The exercise:
Could you repeat exactly the lines below, from the line containing "Output a JSON" through the last one, both included, while leaving out any pictures?

Stored data:
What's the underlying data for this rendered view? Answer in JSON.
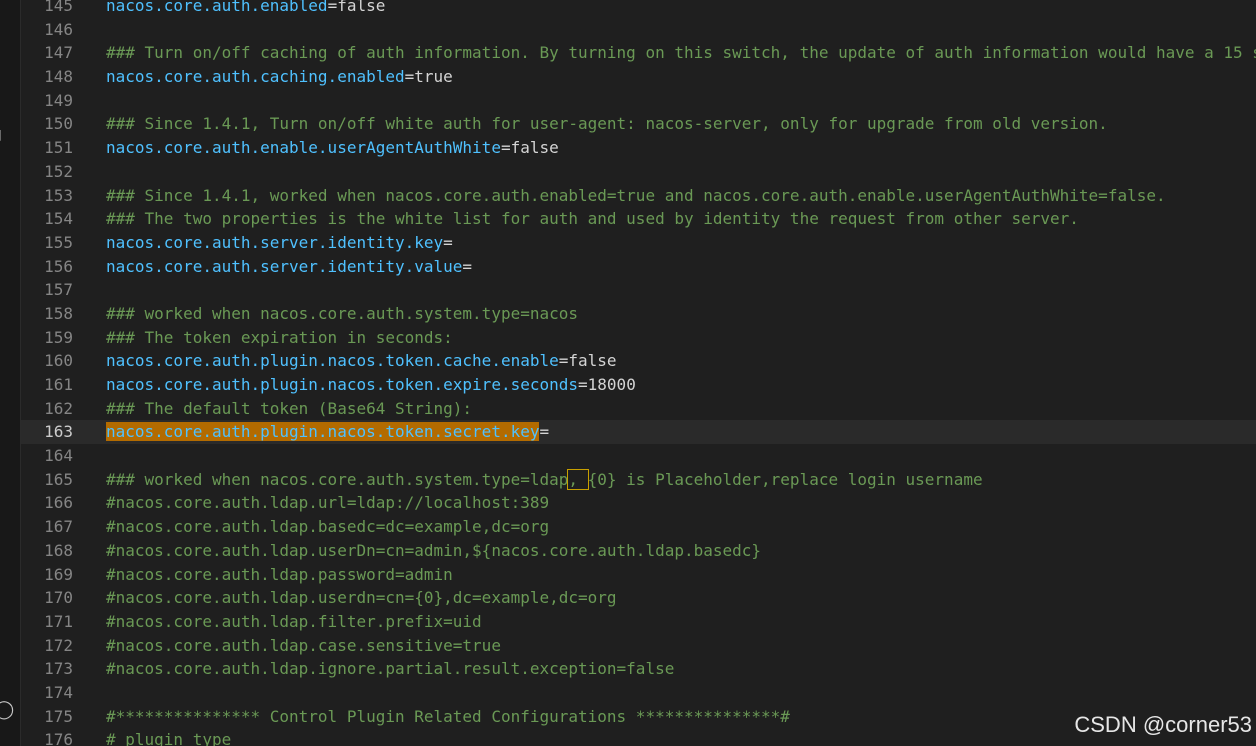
{
  "editor": {
    "current_line": "163",
    "lines": [
      {
        "n": "145",
        "parts": [
          {
            "t": "nacos.core.auth.enabled",
            "c": "k"
          },
          {
            "t": "=",
            "c": "eq"
          },
          {
            "t": "false",
            "c": "v"
          }
        ]
      },
      {
        "n": "146",
        "parts": []
      },
      {
        "n": "147",
        "parts": [
          {
            "t": "### Turn on/off caching of auth information. By turning on this switch, the update of auth information would have a 15 s",
            "c": "cm"
          }
        ]
      },
      {
        "n": "148",
        "parts": [
          {
            "t": "nacos.core.auth.caching.enabled",
            "c": "k"
          },
          {
            "t": "=",
            "c": "eq"
          },
          {
            "t": "true",
            "c": "v"
          }
        ]
      },
      {
        "n": "149",
        "parts": []
      },
      {
        "n": "150",
        "parts": [
          {
            "t": "### Since 1.4.1, Turn on/off white auth for user-agent: nacos-server, only for upgrade from old version.",
            "c": "cm"
          }
        ]
      },
      {
        "n": "151",
        "parts": [
          {
            "t": "nacos.core.auth.enable.userAgentAuthWhite",
            "c": "k"
          },
          {
            "t": "=",
            "c": "eq"
          },
          {
            "t": "false",
            "c": "v"
          }
        ]
      },
      {
        "n": "152",
        "parts": []
      },
      {
        "n": "153",
        "parts": [
          {
            "t": "### Since 1.4.1, worked when nacos.core.auth.enabled=true and nacos.core.auth.enable.userAgentAuthWhite=false.",
            "c": "cm"
          }
        ]
      },
      {
        "n": "154",
        "parts": [
          {
            "t": "### The two properties is the white list for auth and used by identity the request from other server.",
            "c": "cm"
          }
        ]
      },
      {
        "n": "155",
        "parts": [
          {
            "t": "nacos.core.auth.server.identity.key",
            "c": "k"
          },
          {
            "t": "=",
            "c": "eq"
          }
        ]
      },
      {
        "n": "156",
        "parts": [
          {
            "t": "nacos.core.auth.server.identity.value",
            "c": "k"
          },
          {
            "t": "=",
            "c": "eq"
          }
        ]
      },
      {
        "n": "157",
        "parts": []
      },
      {
        "n": "158",
        "parts": [
          {
            "t": "### worked when nacos.core.auth.system.type=nacos",
            "c": "cm"
          }
        ]
      },
      {
        "n": "159",
        "parts": [
          {
            "t": "### The token expiration in seconds:",
            "c": "cm"
          }
        ]
      },
      {
        "n": "160",
        "parts": [
          {
            "t": "nacos.core.auth.plugin.nacos.token.cache.enable",
            "c": "k"
          },
          {
            "t": "=",
            "c": "eq"
          },
          {
            "t": "false",
            "c": "v"
          }
        ]
      },
      {
        "n": "161",
        "parts": [
          {
            "t": "nacos.core.auth.plugin.nacos.token.expire.seconds",
            "c": "k"
          },
          {
            "t": "=",
            "c": "eq"
          },
          {
            "t": "18000",
            "c": "v"
          }
        ]
      },
      {
        "n": "162",
        "parts": [
          {
            "t": "### The default token (Base64 String):",
            "c": "cm"
          }
        ]
      },
      {
        "n": "163",
        "parts": [
          {
            "t": "nacos.core.auth.plugin.nacos.token.secret.key",
            "c": "k sel"
          },
          {
            "t": "=",
            "c": "eq"
          }
        ]
      },
      {
        "n": "164",
        "parts": []
      },
      {
        "n": "165",
        "parts": [
          {
            "t": "### worked when nacos.core.auth.system.type=ldap",
            "c": "cm"
          },
          {
            "t": ", ",
            "c": "cm bracket"
          },
          {
            "t": "{0} is Placeholder,replace login username",
            "c": "cm"
          }
        ]
      },
      {
        "n": "166",
        "parts": [
          {
            "t": "#nacos.core.auth.ldap.url=ldap://localhost:389",
            "c": "cm"
          }
        ]
      },
      {
        "n": "167",
        "parts": [
          {
            "t": "#nacos.core.auth.ldap.basedc=dc=example,dc=org",
            "c": "cm"
          }
        ]
      },
      {
        "n": "168",
        "parts": [
          {
            "t": "#nacos.core.auth.ldap.userDn=cn=admin,${nacos.core.auth.ldap.basedc}",
            "c": "cm"
          }
        ]
      },
      {
        "n": "169",
        "parts": [
          {
            "t": "#nacos.core.auth.ldap.password=admin",
            "c": "cm"
          }
        ]
      },
      {
        "n": "170",
        "parts": [
          {
            "t": "#nacos.core.auth.ldap.userdn=cn={0},dc=example,dc=org",
            "c": "cm"
          }
        ]
      },
      {
        "n": "171",
        "parts": [
          {
            "t": "#nacos.core.auth.ldap.filter.prefix=uid",
            "c": "cm"
          }
        ]
      },
      {
        "n": "172",
        "parts": [
          {
            "t": "#nacos.core.auth.ldap.case.sensitive=true",
            "c": "cm"
          }
        ]
      },
      {
        "n": "173",
        "parts": [
          {
            "t": "#nacos.core.auth.ldap.ignore.partial.result.exception=false",
            "c": "cm"
          }
        ]
      },
      {
        "n": "174",
        "parts": []
      },
      {
        "n": "175",
        "parts": [
          {
            "t": "#*************** Control Plugin Related Configurations ***************#",
            "c": "cm"
          }
        ]
      },
      {
        "n": "176",
        "parts": [
          {
            "t": "# plugin type",
            "c": "cm"
          }
        ]
      }
    ]
  },
  "watermark": "CSDN @corner53",
  "colors": {
    "background": "#1f1f1f",
    "key": "#4fc1ff",
    "comment": "#6a9955",
    "value": "#d4d4d4",
    "selection": "#b36b00",
    "line_number": "#858585"
  },
  "icons": [
    "chevron-right-icon",
    "chevron-right-icon",
    "file-icon",
    "account-icon"
  ]
}
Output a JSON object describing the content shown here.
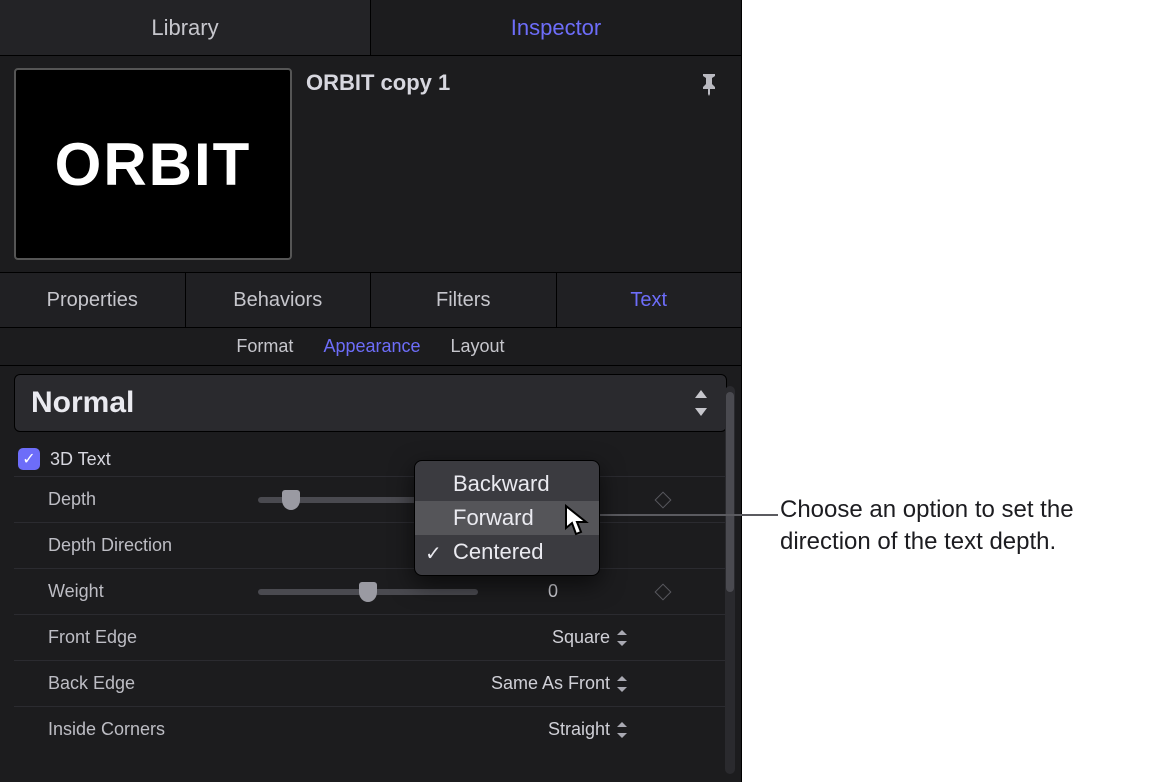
{
  "topTabs": {
    "library": "Library",
    "inspector": "Inspector"
  },
  "project": {
    "thumbText": "ORBIT",
    "title": "ORBIT copy 1"
  },
  "sectionTabs": {
    "properties": "Properties",
    "behaviors": "Behaviors",
    "filters": "Filters",
    "text": "Text"
  },
  "subnav": {
    "format": "Format",
    "appearance": "Appearance",
    "layout": "Layout"
  },
  "styleSelect": "Normal",
  "threeDHeader": "3D Text",
  "rows": {
    "depth": {
      "label": "Depth",
      "value": ""
    },
    "depthDirection": {
      "label": "Depth Direction",
      "value": ""
    },
    "weight": {
      "label": "Weight",
      "value": "0"
    },
    "frontEdge": {
      "label": "Front Edge",
      "value": "Square"
    },
    "backEdge": {
      "label": "Back Edge",
      "value": "Same As Front"
    },
    "insideCorners": {
      "label": "Inside Corners",
      "value": "Straight"
    }
  },
  "menu": {
    "backward": "Backward",
    "forward": "Forward",
    "centered": "Centered"
  },
  "callout": "Choose an option to set the direction of the text depth."
}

Full answer:
Output a JSON object describing the content shown here.
{
  "topTabs": {
    "library": "Library",
    "inspector": "Inspector"
  },
  "project": {
    "thumbText": "ORBIT",
    "title": "ORBIT copy 1"
  },
  "sectionTabs": {
    "properties": "Properties",
    "behaviors": "Behaviors",
    "filters": "Filters",
    "text": "Text"
  },
  "subnav": {
    "format": "Format",
    "appearance": "Appearance",
    "layout": "Layout"
  },
  "styleSelect": "Normal",
  "threeDHeader": "3D Text",
  "rows": {
    "depth": {
      "label": "Depth",
      "value": ""
    },
    "depthDirection": {
      "label": "Depth Direction",
      "value": ""
    },
    "weight": {
      "label": "Weight",
      "value": "0"
    },
    "frontEdge": {
      "label": "Front Edge",
      "value": "Square"
    },
    "backEdge": {
      "label": "Back Edge",
      "value": "Same As Front"
    },
    "insideCorners": {
      "label": "Inside Corners",
      "value": "Straight"
    }
  },
  "menu": {
    "backward": "Backward",
    "forward": "Forward",
    "centered": "Centered"
  },
  "callout": "Choose an option to set the direction of the text depth."
}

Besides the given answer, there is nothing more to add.